* Your task: Where a line below holds the string "header", copy that line.

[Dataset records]
»»

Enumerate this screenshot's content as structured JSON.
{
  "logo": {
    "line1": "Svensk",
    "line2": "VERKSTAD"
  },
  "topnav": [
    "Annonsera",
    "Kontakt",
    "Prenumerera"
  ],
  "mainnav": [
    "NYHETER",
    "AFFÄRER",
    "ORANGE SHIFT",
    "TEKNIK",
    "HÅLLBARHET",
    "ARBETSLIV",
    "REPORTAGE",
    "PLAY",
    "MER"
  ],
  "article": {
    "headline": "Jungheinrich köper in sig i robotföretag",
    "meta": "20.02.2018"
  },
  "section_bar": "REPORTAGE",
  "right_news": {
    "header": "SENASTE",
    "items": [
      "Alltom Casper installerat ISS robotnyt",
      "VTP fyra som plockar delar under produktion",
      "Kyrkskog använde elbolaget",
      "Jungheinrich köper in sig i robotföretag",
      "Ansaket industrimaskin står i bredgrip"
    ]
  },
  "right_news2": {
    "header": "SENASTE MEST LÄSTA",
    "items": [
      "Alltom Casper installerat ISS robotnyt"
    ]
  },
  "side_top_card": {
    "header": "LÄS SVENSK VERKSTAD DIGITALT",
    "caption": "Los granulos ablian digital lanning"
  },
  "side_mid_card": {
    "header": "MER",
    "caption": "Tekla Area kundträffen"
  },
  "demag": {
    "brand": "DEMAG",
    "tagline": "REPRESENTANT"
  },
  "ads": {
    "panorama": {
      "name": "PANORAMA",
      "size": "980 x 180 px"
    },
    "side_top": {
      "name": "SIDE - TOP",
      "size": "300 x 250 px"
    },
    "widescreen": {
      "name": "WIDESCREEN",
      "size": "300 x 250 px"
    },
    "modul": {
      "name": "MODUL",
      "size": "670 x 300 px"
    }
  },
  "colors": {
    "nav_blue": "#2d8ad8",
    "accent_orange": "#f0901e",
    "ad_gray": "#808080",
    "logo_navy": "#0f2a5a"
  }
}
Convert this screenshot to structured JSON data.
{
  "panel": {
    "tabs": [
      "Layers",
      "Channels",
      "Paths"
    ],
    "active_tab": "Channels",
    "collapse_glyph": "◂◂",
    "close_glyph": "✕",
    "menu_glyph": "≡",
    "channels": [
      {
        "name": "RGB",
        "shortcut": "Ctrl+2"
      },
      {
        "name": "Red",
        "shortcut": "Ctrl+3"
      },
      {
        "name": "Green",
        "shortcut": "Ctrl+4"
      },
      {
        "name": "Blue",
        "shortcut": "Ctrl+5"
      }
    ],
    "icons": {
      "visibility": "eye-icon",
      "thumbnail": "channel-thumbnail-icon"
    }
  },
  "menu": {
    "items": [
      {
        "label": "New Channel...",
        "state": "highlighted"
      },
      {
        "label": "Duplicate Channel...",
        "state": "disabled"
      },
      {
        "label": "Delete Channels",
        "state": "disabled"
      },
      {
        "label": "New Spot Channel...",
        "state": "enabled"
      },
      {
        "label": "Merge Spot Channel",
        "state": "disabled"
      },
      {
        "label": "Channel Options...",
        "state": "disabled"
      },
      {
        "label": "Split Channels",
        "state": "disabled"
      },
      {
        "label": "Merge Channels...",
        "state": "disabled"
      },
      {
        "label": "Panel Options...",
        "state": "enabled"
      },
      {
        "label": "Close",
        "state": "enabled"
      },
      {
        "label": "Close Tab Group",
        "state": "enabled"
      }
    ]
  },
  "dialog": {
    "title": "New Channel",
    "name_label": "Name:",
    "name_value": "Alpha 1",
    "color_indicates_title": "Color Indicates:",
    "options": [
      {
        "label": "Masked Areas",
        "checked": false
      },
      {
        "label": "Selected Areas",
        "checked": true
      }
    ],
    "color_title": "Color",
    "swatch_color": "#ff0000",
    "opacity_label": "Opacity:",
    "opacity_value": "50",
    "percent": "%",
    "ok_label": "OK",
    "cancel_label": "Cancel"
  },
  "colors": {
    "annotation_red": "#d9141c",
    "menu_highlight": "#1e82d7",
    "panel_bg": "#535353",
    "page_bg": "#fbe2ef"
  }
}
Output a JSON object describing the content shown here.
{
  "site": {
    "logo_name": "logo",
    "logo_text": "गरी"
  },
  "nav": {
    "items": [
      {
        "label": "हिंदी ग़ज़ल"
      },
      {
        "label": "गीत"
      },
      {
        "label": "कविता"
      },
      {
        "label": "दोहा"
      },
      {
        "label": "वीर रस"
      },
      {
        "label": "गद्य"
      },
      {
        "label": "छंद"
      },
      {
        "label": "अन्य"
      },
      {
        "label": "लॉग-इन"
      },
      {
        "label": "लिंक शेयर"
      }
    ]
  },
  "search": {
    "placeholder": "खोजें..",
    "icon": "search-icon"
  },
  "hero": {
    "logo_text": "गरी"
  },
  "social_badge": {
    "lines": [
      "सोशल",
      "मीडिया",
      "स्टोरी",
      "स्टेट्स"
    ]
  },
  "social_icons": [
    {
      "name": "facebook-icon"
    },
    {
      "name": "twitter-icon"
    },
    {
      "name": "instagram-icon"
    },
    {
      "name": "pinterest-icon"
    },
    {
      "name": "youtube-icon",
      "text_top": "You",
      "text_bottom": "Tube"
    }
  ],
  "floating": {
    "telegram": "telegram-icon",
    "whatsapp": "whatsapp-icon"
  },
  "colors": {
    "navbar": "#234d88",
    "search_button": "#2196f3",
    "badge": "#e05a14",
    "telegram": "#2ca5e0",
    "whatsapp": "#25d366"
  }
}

««

* Solution:
    "header": "SENASTE",
    "header": "SENASTE MEST LÄSTA",
    "header": "LÄS SVENSK VERKSTAD DIGITALT",
    "header": "MER",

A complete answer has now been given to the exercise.